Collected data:
———

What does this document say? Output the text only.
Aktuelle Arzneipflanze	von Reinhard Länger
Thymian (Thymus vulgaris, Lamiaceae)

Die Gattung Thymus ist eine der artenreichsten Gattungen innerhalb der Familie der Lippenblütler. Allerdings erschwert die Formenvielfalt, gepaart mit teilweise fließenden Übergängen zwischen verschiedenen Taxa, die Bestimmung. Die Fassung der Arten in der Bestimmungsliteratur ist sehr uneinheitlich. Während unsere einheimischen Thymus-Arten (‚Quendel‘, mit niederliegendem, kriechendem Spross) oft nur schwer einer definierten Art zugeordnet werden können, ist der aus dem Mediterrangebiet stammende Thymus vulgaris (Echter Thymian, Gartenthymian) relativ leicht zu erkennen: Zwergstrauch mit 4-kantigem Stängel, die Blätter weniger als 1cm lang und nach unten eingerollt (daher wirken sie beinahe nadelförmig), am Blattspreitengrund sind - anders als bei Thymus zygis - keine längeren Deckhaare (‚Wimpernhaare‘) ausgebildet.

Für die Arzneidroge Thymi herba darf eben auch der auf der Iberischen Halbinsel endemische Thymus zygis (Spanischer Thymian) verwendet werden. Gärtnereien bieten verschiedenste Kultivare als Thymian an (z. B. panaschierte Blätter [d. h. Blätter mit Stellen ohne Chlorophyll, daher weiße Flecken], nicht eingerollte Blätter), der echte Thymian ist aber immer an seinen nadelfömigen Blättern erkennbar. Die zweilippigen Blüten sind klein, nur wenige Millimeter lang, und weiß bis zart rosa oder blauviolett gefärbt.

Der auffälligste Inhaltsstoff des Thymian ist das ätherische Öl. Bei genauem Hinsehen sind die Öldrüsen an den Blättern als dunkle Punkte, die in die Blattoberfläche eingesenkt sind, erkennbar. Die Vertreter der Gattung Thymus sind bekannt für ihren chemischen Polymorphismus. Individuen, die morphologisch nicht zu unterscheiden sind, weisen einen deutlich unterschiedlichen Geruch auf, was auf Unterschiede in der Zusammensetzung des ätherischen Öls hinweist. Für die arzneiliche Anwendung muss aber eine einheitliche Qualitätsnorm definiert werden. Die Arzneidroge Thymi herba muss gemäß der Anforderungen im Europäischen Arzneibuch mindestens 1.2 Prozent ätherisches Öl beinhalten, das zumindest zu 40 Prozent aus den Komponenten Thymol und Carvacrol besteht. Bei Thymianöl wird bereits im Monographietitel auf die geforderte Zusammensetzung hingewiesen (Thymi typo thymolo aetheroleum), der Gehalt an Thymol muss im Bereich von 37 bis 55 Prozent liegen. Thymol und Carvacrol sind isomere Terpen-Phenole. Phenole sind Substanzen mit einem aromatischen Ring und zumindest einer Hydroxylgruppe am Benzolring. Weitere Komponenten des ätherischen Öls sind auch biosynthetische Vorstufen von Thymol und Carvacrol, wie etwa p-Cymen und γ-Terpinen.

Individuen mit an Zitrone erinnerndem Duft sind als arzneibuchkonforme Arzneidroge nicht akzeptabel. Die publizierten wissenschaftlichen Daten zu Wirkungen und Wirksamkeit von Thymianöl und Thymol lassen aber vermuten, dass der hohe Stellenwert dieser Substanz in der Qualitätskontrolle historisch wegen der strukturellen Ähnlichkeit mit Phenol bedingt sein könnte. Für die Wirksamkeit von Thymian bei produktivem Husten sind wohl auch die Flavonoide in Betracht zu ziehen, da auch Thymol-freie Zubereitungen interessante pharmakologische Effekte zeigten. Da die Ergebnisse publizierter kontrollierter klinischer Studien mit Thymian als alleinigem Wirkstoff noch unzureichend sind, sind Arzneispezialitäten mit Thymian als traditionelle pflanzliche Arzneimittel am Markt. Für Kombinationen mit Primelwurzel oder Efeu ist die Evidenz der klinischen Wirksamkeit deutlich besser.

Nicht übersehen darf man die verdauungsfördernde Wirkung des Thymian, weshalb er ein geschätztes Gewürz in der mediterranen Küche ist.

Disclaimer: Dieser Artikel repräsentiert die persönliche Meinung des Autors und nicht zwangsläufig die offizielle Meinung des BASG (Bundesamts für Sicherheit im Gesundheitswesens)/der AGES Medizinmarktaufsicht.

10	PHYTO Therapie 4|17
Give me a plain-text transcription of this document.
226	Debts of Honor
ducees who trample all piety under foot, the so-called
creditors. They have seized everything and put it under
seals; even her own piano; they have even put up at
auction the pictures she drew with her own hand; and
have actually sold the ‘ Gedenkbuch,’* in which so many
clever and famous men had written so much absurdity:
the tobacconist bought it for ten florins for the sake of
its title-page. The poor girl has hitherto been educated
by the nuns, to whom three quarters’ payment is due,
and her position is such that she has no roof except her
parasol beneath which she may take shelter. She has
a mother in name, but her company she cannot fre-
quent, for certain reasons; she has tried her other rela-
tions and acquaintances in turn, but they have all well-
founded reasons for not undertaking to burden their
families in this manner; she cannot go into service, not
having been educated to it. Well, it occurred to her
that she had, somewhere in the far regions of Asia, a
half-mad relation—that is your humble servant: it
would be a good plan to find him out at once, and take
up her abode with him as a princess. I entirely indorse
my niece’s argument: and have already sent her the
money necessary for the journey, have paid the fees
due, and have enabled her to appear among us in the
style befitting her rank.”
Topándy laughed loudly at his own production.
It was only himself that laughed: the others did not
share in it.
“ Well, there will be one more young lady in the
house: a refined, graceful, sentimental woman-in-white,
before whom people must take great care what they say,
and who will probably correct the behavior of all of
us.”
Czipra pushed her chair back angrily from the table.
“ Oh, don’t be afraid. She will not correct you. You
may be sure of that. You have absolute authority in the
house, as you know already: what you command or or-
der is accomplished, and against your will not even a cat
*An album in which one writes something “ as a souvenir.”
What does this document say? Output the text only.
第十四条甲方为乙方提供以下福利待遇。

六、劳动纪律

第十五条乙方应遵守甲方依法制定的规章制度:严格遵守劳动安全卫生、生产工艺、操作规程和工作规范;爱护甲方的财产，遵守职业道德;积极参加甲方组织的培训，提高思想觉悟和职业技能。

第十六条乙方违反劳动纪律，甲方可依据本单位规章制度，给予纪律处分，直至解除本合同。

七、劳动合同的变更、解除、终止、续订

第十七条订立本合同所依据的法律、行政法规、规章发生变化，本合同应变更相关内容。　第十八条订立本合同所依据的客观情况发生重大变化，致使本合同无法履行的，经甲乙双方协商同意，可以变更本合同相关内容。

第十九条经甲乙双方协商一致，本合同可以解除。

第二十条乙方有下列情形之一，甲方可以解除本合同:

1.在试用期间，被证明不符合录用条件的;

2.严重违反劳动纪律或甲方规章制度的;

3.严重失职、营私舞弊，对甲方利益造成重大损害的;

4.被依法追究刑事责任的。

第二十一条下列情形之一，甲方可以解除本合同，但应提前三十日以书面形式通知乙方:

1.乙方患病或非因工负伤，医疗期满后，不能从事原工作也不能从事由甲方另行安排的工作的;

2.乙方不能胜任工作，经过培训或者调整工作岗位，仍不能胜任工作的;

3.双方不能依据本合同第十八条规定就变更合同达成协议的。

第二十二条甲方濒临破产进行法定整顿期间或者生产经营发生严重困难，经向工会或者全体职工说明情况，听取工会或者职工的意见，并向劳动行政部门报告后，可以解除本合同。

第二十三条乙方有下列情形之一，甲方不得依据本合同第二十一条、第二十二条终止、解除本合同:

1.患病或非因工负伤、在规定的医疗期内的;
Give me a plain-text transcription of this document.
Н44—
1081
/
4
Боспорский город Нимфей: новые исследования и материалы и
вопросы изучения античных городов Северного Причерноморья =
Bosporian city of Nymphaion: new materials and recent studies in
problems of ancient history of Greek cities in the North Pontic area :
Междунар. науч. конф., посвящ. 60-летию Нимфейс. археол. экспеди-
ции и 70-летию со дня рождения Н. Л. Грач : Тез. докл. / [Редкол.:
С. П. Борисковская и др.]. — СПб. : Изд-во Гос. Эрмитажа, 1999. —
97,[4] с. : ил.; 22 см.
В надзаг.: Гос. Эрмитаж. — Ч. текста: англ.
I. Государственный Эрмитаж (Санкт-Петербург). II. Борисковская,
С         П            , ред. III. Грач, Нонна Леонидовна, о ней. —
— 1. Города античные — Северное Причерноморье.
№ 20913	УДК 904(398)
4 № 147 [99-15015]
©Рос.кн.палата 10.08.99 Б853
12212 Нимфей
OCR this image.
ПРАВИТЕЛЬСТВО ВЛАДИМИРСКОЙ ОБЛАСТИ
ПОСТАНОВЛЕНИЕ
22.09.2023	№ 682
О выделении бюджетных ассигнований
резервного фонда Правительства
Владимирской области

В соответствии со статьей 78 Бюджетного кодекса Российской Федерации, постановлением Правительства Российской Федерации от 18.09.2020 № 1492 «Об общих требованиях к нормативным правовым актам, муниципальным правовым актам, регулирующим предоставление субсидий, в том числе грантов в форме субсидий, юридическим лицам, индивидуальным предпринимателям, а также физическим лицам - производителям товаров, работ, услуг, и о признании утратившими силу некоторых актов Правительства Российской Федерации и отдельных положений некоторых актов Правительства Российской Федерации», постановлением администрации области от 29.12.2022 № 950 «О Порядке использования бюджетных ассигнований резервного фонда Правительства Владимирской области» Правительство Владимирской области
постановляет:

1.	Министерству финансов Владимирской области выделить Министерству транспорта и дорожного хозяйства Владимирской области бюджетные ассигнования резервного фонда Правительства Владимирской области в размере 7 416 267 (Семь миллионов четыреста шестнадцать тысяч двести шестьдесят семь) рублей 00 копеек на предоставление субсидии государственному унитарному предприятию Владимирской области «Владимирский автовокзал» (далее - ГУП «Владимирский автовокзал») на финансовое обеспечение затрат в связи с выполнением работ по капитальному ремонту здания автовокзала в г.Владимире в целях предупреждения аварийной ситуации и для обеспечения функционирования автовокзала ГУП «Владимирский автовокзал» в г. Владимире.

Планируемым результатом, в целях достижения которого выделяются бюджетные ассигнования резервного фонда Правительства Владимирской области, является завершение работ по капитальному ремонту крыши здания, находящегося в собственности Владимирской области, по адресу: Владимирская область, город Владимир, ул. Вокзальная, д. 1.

———

Given exercise: Reproduce the lines from the one containing "OCR this image." to the end of the entries, keeping both ends and adding nothing.

Result:
OCR this image.
ПРАВИТЕЛЬСТВО ВЛАДИМИРСКОЙ ОБЛАСТИ
ПОСТАНОВЛЕНИЕ
22.09.2023	№ 682
О выделении бюджетных ассигнований
резервного фонда Правительства
Владимирской области

В соответствии со статьей 78 Бюджетного кодекса Российской Федерации, постановлением Правительства Российской Федерации от 18.09.2020 № 1492 «Об общих требованиях к нормативным правовым актам, муниципальным правовым актам, регулирующим предоставление субсидий, в том числе грантов в форме субсидий, юридическим лицам, индивидуальным предпринимателям, а также физическим лицам - производителям товаров, работ, услуг, и о признании утратившими силу некоторых актов Правительства Российской Федерации и отдельных положений некоторых актов Правительства Российской Федерации», постановлением администрации области от 29.12.2022 № 950 «О Порядке использования бюджетных ассигнований резервного фонда Правительства Владимирской области» Правительство Владимирской области
постановляет:

1.	Министерству финансов Владимирской области выделить Министерству транспорта и дорожного хозяйства Владимирской области бюджетные ассигнования резервного фонда Правительства Владимирской области в размере 7 416 267 (Семь миллионов четыреста шестнадцать тысяч двести шестьдесят семь) рублей 00 копеек на предоставление субсидии государственному унитарному предприятию Владимирской области «Владимирский автовокзал» (далее - ГУП «Владимирский автовокзал») на финансовое обеспечение затрат в связи с выполнением работ по капитальному ремонту здания автовокзала в г.Владимире в целях предупреждения аварийной ситуации и для обеспечения функционирования автовокзала ГУП «Владимирский автовокзал» в г. Владимире.

Планируемым результатом, в целях достижения которого выделяются бюджетные ассигнования резервного фонда Правительства Владимирской области, является завершение работ по капитальному ремонту крыши здания, находящегося в собственности Владимирской области, по адресу: Владимирская область, город Владимир, ул. Вокзальная, д. 1.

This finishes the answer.